> _WHAT THE TASK REQUIRES_
Transcribe all of the records precisely as they are presented.

Records from a data collection:
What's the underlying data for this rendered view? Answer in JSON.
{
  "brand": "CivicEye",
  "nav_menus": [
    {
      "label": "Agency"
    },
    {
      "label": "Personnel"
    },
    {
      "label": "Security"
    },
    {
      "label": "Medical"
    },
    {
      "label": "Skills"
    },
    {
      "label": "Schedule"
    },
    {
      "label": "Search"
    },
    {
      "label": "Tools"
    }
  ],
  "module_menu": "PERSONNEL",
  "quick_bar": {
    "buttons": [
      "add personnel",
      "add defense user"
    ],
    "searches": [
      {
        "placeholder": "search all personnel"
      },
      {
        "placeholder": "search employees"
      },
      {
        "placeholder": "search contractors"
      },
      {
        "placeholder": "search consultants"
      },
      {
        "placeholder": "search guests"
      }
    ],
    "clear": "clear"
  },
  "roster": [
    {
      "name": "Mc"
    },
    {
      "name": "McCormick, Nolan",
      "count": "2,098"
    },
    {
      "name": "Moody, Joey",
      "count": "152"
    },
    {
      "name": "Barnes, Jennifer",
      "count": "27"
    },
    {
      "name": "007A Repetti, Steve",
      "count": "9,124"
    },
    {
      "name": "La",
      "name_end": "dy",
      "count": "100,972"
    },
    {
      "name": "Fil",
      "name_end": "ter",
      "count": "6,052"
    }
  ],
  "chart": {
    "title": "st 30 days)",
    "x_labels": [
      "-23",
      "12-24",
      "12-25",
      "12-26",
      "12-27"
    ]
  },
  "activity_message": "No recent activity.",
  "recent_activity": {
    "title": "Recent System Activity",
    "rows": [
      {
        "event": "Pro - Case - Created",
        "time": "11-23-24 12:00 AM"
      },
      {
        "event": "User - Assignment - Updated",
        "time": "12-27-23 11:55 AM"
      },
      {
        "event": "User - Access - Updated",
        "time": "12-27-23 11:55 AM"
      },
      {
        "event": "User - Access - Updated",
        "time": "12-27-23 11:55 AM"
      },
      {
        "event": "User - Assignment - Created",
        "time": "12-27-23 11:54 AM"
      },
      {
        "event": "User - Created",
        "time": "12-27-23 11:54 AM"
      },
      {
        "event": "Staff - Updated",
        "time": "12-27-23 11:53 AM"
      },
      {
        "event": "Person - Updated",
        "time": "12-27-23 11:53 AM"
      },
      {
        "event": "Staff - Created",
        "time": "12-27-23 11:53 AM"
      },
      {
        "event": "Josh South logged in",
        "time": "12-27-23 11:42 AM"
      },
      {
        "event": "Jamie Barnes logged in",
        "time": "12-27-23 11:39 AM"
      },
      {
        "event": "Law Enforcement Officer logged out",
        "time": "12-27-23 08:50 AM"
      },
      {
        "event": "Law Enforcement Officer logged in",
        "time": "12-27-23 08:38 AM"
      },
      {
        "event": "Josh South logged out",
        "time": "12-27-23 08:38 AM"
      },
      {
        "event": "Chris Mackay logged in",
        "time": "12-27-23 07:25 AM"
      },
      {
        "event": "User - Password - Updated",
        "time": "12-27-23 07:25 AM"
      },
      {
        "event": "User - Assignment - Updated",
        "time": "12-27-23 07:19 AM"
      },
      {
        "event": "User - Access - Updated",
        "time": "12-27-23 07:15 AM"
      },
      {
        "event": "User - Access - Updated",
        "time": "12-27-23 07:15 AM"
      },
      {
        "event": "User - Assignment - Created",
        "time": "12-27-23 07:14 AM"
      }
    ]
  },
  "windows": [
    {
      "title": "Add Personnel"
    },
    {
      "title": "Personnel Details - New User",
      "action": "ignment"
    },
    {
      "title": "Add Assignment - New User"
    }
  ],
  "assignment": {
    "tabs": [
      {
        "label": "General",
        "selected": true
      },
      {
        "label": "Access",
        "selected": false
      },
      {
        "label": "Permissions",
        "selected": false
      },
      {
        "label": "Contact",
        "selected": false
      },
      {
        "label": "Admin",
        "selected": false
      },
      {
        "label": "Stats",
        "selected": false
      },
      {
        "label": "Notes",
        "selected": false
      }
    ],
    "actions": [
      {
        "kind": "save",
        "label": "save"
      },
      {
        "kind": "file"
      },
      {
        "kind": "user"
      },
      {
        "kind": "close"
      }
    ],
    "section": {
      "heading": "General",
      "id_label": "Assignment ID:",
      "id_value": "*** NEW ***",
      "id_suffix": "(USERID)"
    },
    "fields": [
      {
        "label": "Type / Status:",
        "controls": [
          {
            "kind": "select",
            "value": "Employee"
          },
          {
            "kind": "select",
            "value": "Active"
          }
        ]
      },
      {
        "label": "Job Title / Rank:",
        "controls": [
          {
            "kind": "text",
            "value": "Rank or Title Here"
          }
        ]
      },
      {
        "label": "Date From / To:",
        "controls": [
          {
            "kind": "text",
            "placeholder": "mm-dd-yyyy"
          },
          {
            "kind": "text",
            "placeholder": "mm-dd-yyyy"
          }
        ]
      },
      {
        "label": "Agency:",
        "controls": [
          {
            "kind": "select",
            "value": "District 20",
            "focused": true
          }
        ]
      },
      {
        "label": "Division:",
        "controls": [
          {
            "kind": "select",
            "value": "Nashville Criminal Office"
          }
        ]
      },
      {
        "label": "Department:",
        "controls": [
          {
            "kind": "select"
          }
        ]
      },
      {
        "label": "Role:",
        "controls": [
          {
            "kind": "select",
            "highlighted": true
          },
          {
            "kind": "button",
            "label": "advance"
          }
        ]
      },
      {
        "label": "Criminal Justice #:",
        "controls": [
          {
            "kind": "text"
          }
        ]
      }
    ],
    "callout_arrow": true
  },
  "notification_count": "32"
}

> _CORRECT RESULT_
What's the underlying data for this rendered view? Answer in JSON.
{
  "brand": "CivicEye",
  "nav_menus": [
    {
      "label": "Agency"
    },
    {
      "label": "Personnel"
    },
    {
      "label": "Security"
    },
    {
      "label": "Medical"
    },
    {
      "label": "Skills"
    },
    {
      "label": "Schedule"
    },
    {
      "label": "Search"
    },
    {
      "label": "Tools"
    }
  ],
  "module_menu": "PERSONNEL",
  "quick_bar": {
    "buttons": [
      "add personnel",
      "add defense user"
    ],
    "searches": [
      {
        "placeholder": "search all personnel"
      },
      {
        "placeholder": "search employees"
      },
      {
        "placeholder": "search contractors"
      },
      {
        "placeholder": "search consultants"
      },
      {
        "placeholder": "search guests"
      }
    ],
    "clear": "clear"
  },
  "roster": [
    {
      "name": "Mc"
    },
    {
      "name": "McCormick, Nolan",
      "count": "2,098"
    },
    {
      "name": "Moody, Joey",
      "count": "152"
    },
    {
      "name": "Barnes, Jennifer",
      "count": "27"
    },
    {
      "name": "007A Repetti, Steve",
      "count": "9,124"
    },
    {
      "name": "La",
      "name_end": "dy",
      "count": "100,972"
    },
    {
      "name": "Fil",
      "name_end": "ter",
      "count": "6,052"
    }
  ],
  "chart": {
    "title": "st 30 days)",
    "x_labels": [
      "-23",
      "12-24",
      "12-25",
      "12-26",
      "12-27"
    ]
  },
  "activity_message": "No recent activity.",
  "recent_activity": {
    "title": "Recent System Activity",
    "rows": [
      {
        "event": "Pro - Case - Created",
        "time": "11-23-24 12:00 AM"
      },
      {
        "event": "User - Assignment - Updated",
        "time": "12-27-23 11:55 AM"
      },
      {
        "event": "User - Access - Updated",
        "time": "12-27-23 11:55 AM"
      },
      {
        "event": "User - Access - Updated",
        "time": "12-27-23 11:55 AM"
      },
      {
        "event": "User - Assignment - Created",
        "time": "12-27-23 11:54 AM"
      },
      {
        "event": "User - Created",
        "time": "12-27-23 11:54 AM"
      },
      {
        "event": "Staff - Updated",
        "time": "12-27-23 11:53 AM"
      },
      {
        "event": "Person - Updated",
        "time": "12-27-23 11:53 AM"
      },
      {
        "event": "Staff - Created",
        "time": "12-27-23 11:53 AM"
      },
      {
        "event": "Josh South logged in",
        "time": "12-27-23 11:42 AM"
      },
      {
        "event": "Jamie Barnes logged in",
        "time": "12-27-23 11:39 AM"
      },
      {
        "event": "Law Enforcement Officer logged out",
        "time": "12-27-23 08:50 AM"
      },
      {
        "event": "Law Enforcement Officer logged in",
        "time": "12-27-23 08:38 AM"
      },
      {
        "event": "Josh South logged out",
        "time": "12-27-23 08:38 AM"
      },
      {
        "event": "Chris Mackay logged in",
        "time": "12-27-23 07:25 AM"
      },
      {
        "event": "User - Password - Updated",
        "time": "12-27-23 07:25 AM"
      },
      {
        "event": "User - Assignment - Updated",
        "time": "12-27-23 07:19 AM"
      },
      {
        "event": "User - Access - Updated",
        "time": "12-27-23 07:15 AM"
      },
      {
        "event": "User - Access - Updated",
        "time": "12-27-23 07:15 AM"
      },
      {
        "event": "User - Assignment - Created",
        "time": "12-27-23 07:14 AM"
      }
    ]
  },
  "windows": [
    {
      "title": "Add Personnel"
    },
    {
      "title": "Personnel Details - New User",
      "action": "ignment"
    },
    {
      "title": "Add Assignment - New User"
    }
  ],
  "assignment": {
    "tabs": [
      {
        "label": "General",
        "selected": true
      },
      {
        "label": "Access",
        "selected": false
      },
      {
        "label": "Permissions",
        "selected": false
      },
      {
        "label": "Contact",
        "selected": false
      },
      {
        "label": "Admin",
        "selected": false
      },
      {
        "label": "Stats",
        "selected": false
      },
      {
        "label": "Notes",
        "selected": false
      }
    ],
    "actions": [
      {
        "kind": "save",
        "label": "save"
      },
      {
        "kind": "file"
      },
      {
        "kind": "user"
      },
      {
        "kind": "close"
      }
    ],
    "section": {
      "heading": "General",
      "id_label": "Assignment ID:",
      "id_value": "*** NEW ***",
      "id_suffix": "(USERID)"
    },
    "fields": [
      {
        "label": "Type / Status:",
        "controls": [
          {
            "kind": "select",
            "value": "Employee"
          },
          {
            "kind": "select",
            "value": "Active"
          }
        ]
      },
      {
        "label": "Job Title / Rank:",
        "controls": [
          {
            "kind": "text",
            "value": "Rank or Title Here"
          }
        ]
      },
      {
        "label": "Date From / To:",
        "controls": [
          {
            "kind": "text",
            "placeholder": "mm-dd-yyyy"
          },
          {
            "kind": "text",
            "placeholder": "mm-dd-yyyy"
          }
        ]
      },
      {
        "label": "Agency:",
        "controls": [
          {
            "kind": "select",
            "value": "District 20",
            "focused": true
          }
        ]
      },
      {
        "label": "Division:",
        "controls": [
          {
            "kind": "select",
            "value": "Nashville Criminal Office"
          }
        ]
      },
      {
        "label": "Department:",
        "controls": [
          {
            "kind": "select"
          }
        ]
      },
      {
        "label": "Role:",
        "controls": [
          {
            "kind": "select",
            "highlighted": true
          },
          {
            "kind": "button",
            "label": "advance"
          }
        ]
      },
      {
        "label": "Criminal Justice #:",
        "controls": [
          {
            "kind": "text"
          }
        ]
      }
    ],
    "callout_arrow": true
  },
  "notification_count": "32"
}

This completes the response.